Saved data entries
--- BEGIN ---

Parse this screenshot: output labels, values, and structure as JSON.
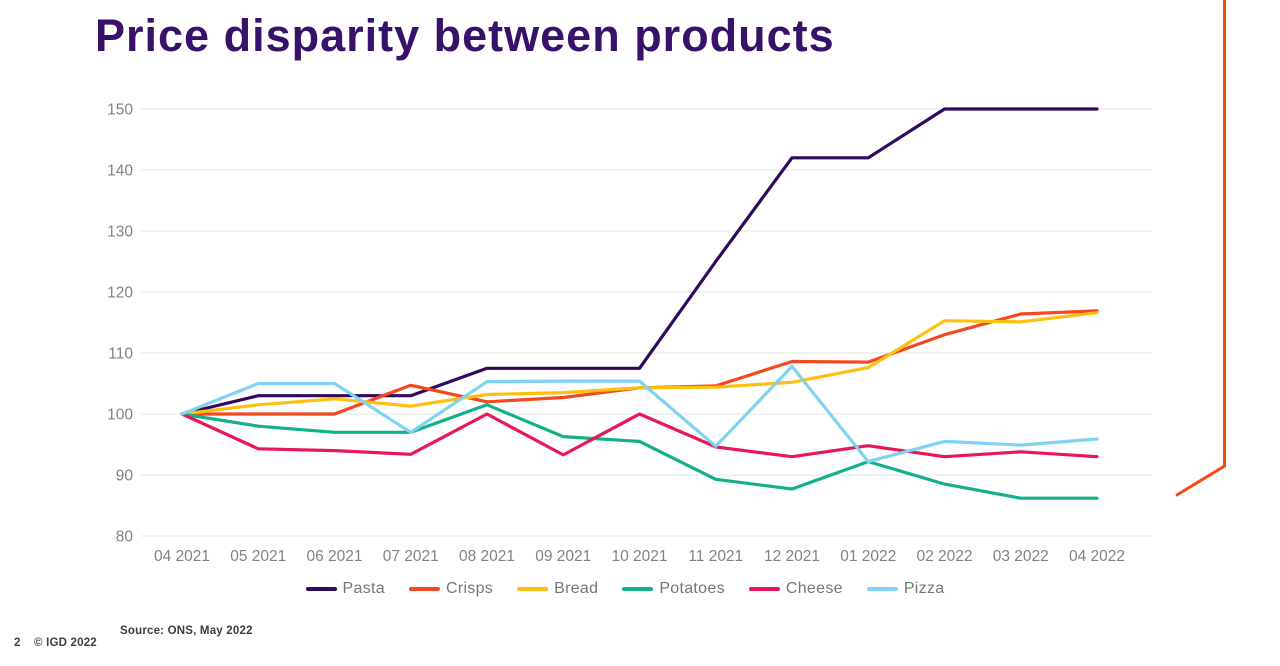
{
  "chart_data": {
    "type": "line",
    "title": "Price disparity between products",
    "categories": [
      "04 2021",
      "05 2021",
      "06 2021",
      "07 2021",
      "08 2021",
      "09 2021",
      "10 2021",
      "11 2021",
      "12 2021",
      "01 2022",
      "02 2022",
      "03 2022",
      "04 2022"
    ],
    "yticks": [
      80,
      90,
      100,
      110,
      120,
      130,
      140,
      150
    ],
    "ylim": [
      80,
      150
    ],
    "grid": "horizontal",
    "legend_position": "bottom",
    "series": [
      {
        "name": "Pasta",
        "color": "#300a5e",
        "values": [
          100,
          103,
          103,
          103,
          107.5,
          107.5,
          107.5,
          125,
          142,
          142,
          150,
          150,
          150
        ]
      },
      {
        "name": "Crisps",
        "color": "#f4481e",
        "values": [
          100,
          100,
          100,
          104.7,
          102,
          102.7,
          104.3,
          104.6,
          108.6,
          108.5,
          113,
          116.4,
          116.9
        ]
      },
      {
        "name": "Bread",
        "color": "#fdc010",
        "values": [
          100,
          101.5,
          102.5,
          101.3,
          103.2,
          103.5,
          104.3,
          104.4,
          105.2,
          107.6,
          115.3,
          115.1,
          116.6
        ]
      },
      {
        "name": "Potatoes",
        "color": "#12b189",
        "values": [
          100,
          98,
          97,
          97,
          101.5,
          96.3,
          95.5,
          89.3,
          87.7,
          92.2,
          88.5,
          86.2,
          86.2
        ]
      },
      {
        "name": "Cheese",
        "color": "#e81758",
        "values": [
          100,
          94.3,
          94,
          93.4,
          100,
          93.3,
          100,
          94.6,
          93,
          94.8,
          93,
          93.8,
          93
        ]
      },
      {
        "name": "Pizza",
        "color": "#7fd2f4",
        "values": [
          100,
          105,
          105,
          97,
          105.3,
          105.4,
          105.4,
          94.7,
          107.8,
          92.2,
          95.5,
          94.9,
          95.9
        ]
      }
    ]
  },
  "footer": {
    "source": "Source: ONS, May 2022",
    "page_number": "2",
    "copyright": "© IGD 2022"
  },
  "colors": {
    "title_purple": "#38116b",
    "accent_orange": "#fa4616",
    "axis_label": "#7c8680",
    "legend_label": "#6f7974",
    "gridline": "#e3e5e4",
    "footer_text": "#3e3e3d"
  }
}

--- END ---

Print all of the entries word for word. Omit the pictures they contain.

» **Answer to this exercise**
Parse this screenshot: output labels, values, and structure as JSON.
{
  "chart_data": {
    "type": "line",
    "title": "Price disparity between products",
    "categories": [
      "04 2021",
      "05 2021",
      "06 2021",
      "07 2021",
      "08 2021",
      "09 2021",
      "10 2021",
      "11 2021",
      "12 2021",
      "01 2022",
      "02 2022",
      "03 2022",
      "04 2022"
    ],
    "yticks": [
      80,
      90,
      100,
      110,
      120,
      130,
      140,
      150
    ],
    "ylim": [
      80,
      150
    ],
    "grid": "horizontal",
    "legend_position": "bottom",
    "series": [
      {
        "name": "Pasta",
        "color": "#300a5e",
        "values": [
          100,
          103,
          103,
          103,
          107.5,
          107.5,
          107.5,
          125,
          142,
          142,
          150,
          150,
          150
        ]
      },
      {
        "name": "Crisps",
        "color": "#f4481e",
        "values": [
          100,
          100,
          100,
          104.7,
          102,
          102.7,
          104.3,
          104.6,
          108.6,
          108.5,
          113,
          116.4,
          116.9
        ]
      },
      {
        "name": "Bread",
        "color": "#fdc010",
        "values": [
          100,
          101.5,
          102.5,
          101.3,
          103.2,
          103.5,
          104.3,
          104.4,
          105.2,
          107.6,
          115.3,
          115.1,
          116.6
        ]
      },
      {
        "name": "Potatoes",
        "color": "#12b189",
        "values": [
          100,
          98,
          97,
          97,
          101.5,
          96.3,
          95.5,
          89.3,
          87.7,
          92.2,
          88.5,
          86.2,
          86.2
        ]
      },
      {
        "name": "Cheese",
        "color": "#e81758",
        "values": [
          100,
          94.3,
          94,
          93.4,
          100,
          93.3,
          100,
          94.6,
          93,
          94.8,
          93,
          93.8,
          93
        ]
      },
      {
        "name": "Pizza",
        "color": "#7fd2f4",
        "values": [
          100,
          105,
          105,
          97,
          105.3,
          105.4,
          105.4,
          94.7,
          107.8,
          92.2,
          95.5,
          94.9,
          95.9
        ]
      }
    ]
  },
  "footer": {
    "source": "Source: ONS, May 2022",
    "page_number": "2",
    "copyright": "© IGD 2022"
  },
  "colors": {
    "title_purple": "#38116b",
    "accent_orange": "#fa4616",
    "axis_label": "#7c8680",
    "legend_label": "#6f7974",
    "gridline": "#e3e5e4",
    "footer_text": "#3e3e3d"
  }
}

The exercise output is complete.